• Exercise materials:

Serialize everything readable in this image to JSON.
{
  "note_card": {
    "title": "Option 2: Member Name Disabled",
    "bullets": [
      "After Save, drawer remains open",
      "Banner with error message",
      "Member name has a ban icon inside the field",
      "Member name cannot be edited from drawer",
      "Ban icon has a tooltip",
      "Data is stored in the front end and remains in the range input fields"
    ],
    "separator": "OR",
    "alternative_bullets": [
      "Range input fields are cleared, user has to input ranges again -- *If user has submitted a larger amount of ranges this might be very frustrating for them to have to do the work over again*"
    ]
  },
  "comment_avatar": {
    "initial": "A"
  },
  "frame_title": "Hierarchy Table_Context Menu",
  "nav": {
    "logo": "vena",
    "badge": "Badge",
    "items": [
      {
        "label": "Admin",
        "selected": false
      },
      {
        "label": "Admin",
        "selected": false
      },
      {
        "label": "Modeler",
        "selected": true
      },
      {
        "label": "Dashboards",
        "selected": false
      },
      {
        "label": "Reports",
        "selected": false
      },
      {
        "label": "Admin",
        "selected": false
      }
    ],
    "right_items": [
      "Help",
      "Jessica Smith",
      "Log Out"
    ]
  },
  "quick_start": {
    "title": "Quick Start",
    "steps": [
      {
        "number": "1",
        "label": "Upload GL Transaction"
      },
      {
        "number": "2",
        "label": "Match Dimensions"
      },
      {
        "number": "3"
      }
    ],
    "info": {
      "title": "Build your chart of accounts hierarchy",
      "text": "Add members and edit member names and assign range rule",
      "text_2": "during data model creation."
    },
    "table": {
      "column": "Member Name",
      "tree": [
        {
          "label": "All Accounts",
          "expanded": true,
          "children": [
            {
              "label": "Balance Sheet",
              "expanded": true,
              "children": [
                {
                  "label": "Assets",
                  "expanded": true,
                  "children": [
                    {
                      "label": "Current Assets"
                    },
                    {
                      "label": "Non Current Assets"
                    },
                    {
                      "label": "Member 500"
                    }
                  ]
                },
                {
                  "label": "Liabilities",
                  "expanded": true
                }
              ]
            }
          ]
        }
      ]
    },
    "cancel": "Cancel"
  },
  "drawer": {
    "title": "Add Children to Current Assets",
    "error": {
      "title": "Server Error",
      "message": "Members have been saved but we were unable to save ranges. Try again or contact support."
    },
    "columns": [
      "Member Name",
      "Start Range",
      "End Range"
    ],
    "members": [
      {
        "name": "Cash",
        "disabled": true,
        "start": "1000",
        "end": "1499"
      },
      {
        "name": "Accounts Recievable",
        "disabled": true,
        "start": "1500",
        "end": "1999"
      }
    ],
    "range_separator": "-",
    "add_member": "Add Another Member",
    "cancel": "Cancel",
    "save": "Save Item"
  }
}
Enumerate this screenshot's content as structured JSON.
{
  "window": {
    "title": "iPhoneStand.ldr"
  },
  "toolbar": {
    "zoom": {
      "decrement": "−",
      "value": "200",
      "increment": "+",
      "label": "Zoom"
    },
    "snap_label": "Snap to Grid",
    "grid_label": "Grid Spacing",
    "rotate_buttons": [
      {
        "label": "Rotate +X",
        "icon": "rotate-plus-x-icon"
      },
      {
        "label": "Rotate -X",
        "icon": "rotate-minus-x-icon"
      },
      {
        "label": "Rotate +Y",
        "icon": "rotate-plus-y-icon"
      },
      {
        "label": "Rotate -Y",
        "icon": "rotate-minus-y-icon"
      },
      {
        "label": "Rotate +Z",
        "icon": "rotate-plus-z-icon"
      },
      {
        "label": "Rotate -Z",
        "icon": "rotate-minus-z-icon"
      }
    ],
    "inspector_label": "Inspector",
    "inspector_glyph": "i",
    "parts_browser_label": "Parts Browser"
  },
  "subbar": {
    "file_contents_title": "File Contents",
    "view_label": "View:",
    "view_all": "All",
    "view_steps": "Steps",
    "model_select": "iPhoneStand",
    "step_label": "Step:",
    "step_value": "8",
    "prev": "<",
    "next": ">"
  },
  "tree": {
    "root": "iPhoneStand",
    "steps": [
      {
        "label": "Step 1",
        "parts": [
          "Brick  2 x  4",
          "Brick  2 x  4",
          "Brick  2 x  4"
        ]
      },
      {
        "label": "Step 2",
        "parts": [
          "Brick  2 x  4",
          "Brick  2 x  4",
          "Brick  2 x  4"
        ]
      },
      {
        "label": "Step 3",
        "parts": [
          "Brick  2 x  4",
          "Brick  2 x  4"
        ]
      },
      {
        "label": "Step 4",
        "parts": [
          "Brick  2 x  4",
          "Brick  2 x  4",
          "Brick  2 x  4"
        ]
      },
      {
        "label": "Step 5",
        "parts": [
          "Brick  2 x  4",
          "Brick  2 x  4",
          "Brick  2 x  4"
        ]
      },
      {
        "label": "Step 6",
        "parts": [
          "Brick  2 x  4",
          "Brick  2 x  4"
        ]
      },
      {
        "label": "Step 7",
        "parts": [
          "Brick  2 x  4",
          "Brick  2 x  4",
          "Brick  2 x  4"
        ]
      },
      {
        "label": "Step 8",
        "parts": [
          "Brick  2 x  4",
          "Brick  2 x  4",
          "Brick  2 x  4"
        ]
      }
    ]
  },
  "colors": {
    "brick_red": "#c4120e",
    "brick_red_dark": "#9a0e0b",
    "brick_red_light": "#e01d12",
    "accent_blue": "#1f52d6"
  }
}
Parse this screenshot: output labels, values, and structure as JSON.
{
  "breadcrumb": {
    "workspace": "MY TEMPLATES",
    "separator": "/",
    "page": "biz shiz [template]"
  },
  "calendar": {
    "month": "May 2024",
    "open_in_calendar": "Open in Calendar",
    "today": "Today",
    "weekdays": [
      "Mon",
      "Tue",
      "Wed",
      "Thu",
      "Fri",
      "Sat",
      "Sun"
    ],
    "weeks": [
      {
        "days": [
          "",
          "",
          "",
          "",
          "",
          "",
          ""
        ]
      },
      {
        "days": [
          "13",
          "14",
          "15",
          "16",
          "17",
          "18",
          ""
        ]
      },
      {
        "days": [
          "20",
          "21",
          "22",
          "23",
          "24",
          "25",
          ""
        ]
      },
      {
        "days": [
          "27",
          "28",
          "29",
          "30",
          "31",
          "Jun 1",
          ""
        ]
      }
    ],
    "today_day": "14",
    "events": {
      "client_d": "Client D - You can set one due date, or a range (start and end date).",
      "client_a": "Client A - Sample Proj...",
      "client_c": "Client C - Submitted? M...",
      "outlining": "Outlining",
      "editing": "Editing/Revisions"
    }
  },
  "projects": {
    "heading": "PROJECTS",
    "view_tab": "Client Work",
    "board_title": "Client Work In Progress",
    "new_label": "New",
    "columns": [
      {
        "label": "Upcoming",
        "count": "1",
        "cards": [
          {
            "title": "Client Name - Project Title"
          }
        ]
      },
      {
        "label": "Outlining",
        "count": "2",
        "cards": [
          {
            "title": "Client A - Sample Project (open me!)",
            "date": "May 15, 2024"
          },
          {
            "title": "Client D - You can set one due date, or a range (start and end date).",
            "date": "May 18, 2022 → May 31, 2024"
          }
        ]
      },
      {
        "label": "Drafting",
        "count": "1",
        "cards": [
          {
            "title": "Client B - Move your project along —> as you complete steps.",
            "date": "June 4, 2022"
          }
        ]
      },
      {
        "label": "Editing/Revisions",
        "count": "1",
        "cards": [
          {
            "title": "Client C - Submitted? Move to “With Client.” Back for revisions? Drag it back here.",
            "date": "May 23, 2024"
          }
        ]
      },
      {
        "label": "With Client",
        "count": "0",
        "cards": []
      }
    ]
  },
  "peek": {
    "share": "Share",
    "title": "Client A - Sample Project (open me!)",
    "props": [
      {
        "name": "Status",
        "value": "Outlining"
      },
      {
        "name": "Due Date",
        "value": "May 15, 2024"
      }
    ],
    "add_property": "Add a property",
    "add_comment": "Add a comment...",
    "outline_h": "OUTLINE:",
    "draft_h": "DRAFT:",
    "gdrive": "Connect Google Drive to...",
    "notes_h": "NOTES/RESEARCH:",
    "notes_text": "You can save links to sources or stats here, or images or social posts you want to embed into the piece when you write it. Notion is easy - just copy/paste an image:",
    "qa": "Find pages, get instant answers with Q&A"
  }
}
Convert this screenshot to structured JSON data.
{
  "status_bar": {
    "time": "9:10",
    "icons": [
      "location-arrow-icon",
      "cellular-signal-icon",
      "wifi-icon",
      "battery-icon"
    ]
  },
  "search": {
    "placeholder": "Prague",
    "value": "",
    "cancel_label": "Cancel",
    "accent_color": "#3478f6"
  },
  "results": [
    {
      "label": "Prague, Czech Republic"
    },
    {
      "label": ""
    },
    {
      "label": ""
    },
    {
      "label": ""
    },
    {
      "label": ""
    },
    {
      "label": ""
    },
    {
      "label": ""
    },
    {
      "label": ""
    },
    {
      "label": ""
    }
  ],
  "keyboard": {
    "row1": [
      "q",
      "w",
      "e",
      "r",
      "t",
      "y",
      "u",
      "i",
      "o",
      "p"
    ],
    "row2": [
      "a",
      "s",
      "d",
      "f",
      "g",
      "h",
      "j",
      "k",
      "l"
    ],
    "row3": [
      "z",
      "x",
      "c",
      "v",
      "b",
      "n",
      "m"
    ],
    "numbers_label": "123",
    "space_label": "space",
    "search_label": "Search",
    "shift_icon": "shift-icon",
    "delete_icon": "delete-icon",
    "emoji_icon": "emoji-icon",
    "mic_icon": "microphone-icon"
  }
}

• Direction: Copy out exactly the lines from the line with "Convert this screenshot" to the end of the listing, including both of those lines, and give nothing else.

• Exercise response:
Convert this screenshot to structured JSON data.
{
  "status_bar": {
    "time": "9:10",
    "icons": [
      "location-arrow-icon",
      "cellular-signal-icon",
      "wifi-icon",
      "battery-icon"
    ]
  },
  "search": {
    "placeholder": "Prague",
    "value": "",
    "cancel_label": "Cancel",
    "accent_color": "#3478f6"
  },
  "results": [
    {
      "label": "Prague, Czech Republic"
    },
    {
      "label": ""
    },
    {
      "label": ""
    },
    {
      "label": ""
    },
    {
      "label": ""
    },
    {
      "label": ""
    },
    {
      "label": ""
    },
    {
      "label": ""
    },
    {
      "label": ""
    }
  ],
  "keyboard": {
    "row1": [
      "q",
      "w",
      "e",
      "r",
      "t",
      "y",
      "u",
      "i",
      "o",
      "p"
    ],
    "row2": [
      "a",
      "s",
      "d",
      "f",
      "g",
      "h",
      "j",
      "k",
      "l"
    ],
    "row3": [
      "z",
      "x",
      "c",
      "v",
      "b",
      "n",
      "m"
    ],
    "numbers_label": "123",
    "space_label": "space",
    "search_label": "Search",
    "shift_icon": "shift-icon",
    "delete_icon": "delete-icon",
    "emoji_icon": "emoji-icon",
    "mic_icon": "microphone-icon"
  }
}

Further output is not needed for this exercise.